▸ Written instruction
In the listing below, locate the lines that hold "your" and copy them.

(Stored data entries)
---+---
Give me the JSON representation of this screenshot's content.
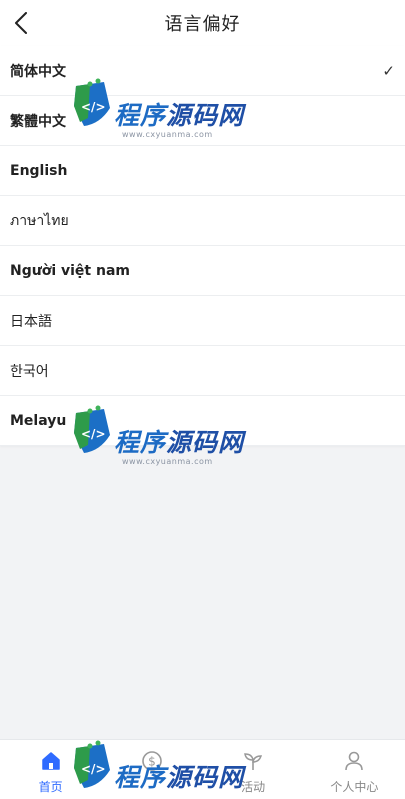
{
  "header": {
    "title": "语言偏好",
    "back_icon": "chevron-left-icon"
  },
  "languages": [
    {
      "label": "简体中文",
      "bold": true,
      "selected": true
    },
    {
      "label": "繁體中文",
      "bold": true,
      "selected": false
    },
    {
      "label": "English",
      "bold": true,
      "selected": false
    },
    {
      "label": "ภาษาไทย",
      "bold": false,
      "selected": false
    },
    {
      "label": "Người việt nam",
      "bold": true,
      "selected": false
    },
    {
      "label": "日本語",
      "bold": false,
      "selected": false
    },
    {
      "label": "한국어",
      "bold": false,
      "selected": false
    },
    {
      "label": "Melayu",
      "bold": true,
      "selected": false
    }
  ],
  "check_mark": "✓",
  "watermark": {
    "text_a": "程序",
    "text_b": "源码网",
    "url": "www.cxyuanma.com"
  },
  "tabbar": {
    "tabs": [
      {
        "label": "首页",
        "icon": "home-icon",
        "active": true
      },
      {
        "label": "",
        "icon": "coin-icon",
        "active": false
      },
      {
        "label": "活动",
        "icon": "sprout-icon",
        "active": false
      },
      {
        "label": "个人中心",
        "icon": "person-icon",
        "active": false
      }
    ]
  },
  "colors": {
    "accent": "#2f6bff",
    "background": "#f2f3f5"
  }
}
---+---
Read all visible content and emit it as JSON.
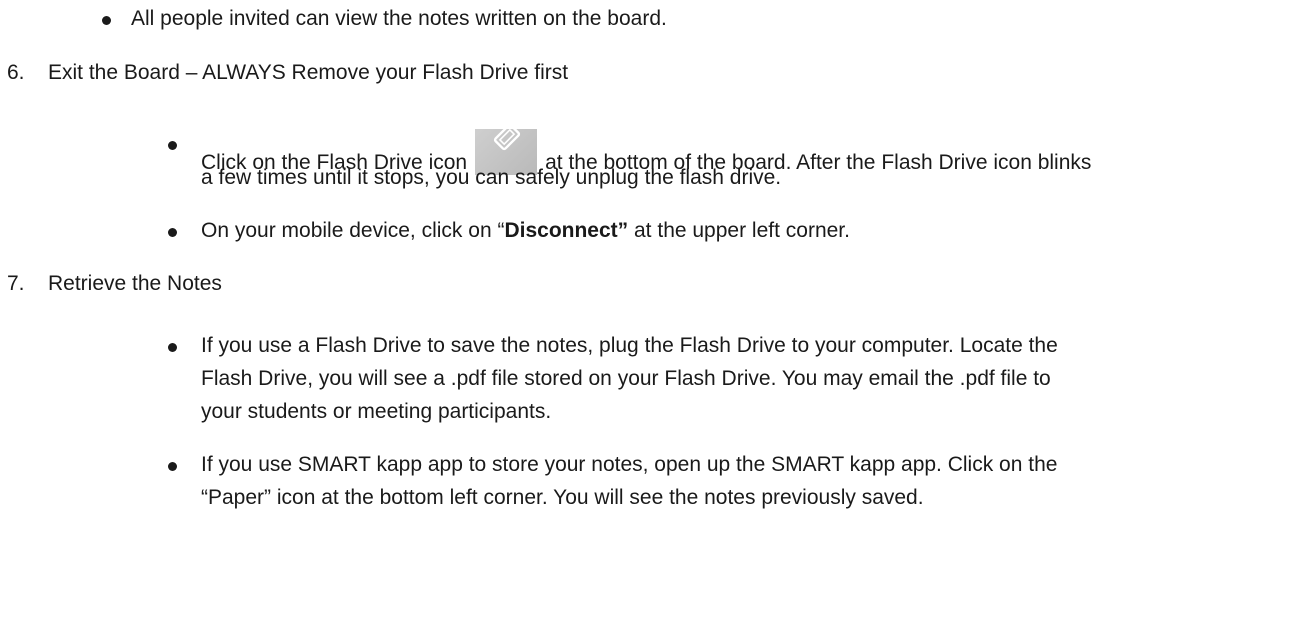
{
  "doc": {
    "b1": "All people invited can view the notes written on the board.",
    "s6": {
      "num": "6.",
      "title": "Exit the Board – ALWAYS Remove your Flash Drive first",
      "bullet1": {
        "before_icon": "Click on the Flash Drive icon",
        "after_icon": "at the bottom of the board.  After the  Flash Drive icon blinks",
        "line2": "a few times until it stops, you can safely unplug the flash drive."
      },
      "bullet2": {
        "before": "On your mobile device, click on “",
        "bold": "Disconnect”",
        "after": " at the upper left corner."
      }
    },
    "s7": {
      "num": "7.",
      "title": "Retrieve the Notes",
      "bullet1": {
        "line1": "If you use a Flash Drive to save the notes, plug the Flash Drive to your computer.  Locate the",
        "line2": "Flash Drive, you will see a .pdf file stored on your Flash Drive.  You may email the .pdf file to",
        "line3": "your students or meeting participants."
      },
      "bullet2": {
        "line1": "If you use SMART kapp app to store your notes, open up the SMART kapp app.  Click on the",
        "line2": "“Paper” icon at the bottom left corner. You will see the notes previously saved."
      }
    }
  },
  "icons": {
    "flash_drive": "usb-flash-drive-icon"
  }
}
---+---
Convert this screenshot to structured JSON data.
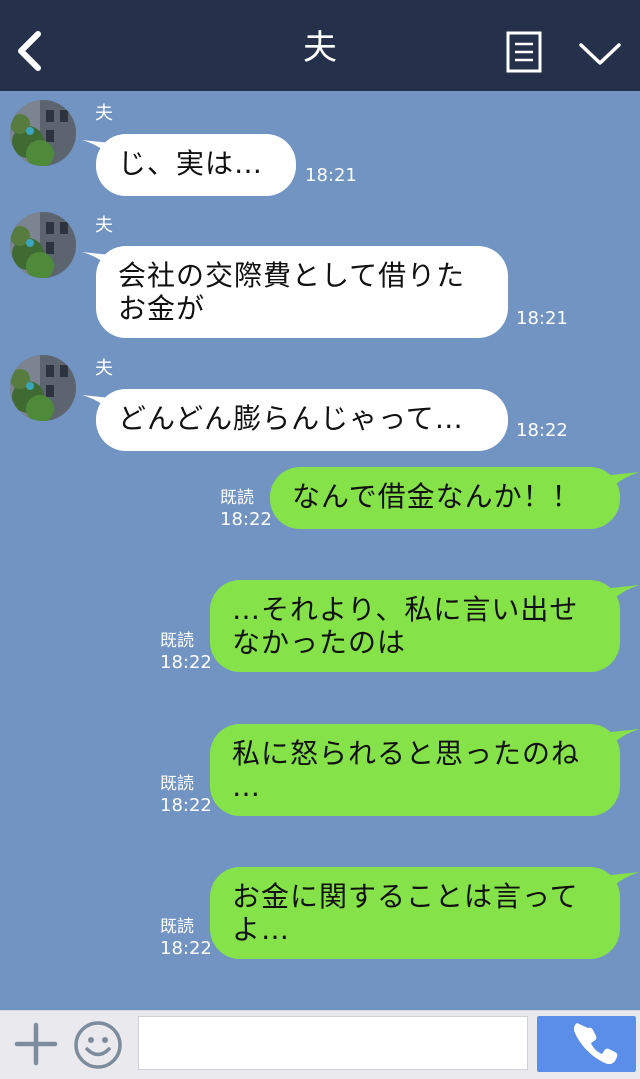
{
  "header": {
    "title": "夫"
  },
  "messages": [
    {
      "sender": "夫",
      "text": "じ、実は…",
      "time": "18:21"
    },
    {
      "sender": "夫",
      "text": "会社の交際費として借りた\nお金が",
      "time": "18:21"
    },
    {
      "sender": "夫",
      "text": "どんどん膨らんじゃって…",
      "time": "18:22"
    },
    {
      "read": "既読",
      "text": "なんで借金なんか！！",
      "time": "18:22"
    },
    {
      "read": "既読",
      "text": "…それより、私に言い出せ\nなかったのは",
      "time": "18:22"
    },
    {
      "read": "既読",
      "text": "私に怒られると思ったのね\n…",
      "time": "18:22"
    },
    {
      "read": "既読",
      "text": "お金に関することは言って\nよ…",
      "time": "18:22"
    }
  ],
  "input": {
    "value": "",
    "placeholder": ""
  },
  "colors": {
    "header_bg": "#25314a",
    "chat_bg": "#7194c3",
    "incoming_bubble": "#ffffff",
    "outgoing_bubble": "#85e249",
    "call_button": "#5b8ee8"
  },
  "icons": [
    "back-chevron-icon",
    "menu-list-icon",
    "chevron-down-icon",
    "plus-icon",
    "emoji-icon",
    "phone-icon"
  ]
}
---+---
▸ Exercise result
      "title": "Exit the Board – ALWAYS Remove your Flash Drive first",
        "before": "On your mobile device, click on “",
        "line1": "If you use a Flash Drive to save the notes, plug the Flash Drive to your computer.  Locate the",
        "line2": "Flash Drive, you will see a .pdf file stored on your Flash Drive.  You may email the .pdf file to",
        "line3": "your students or meeting participants."
        "line1": "If you use SMART kapp app to store your notes, open up the SMART kapp app.  Click on the",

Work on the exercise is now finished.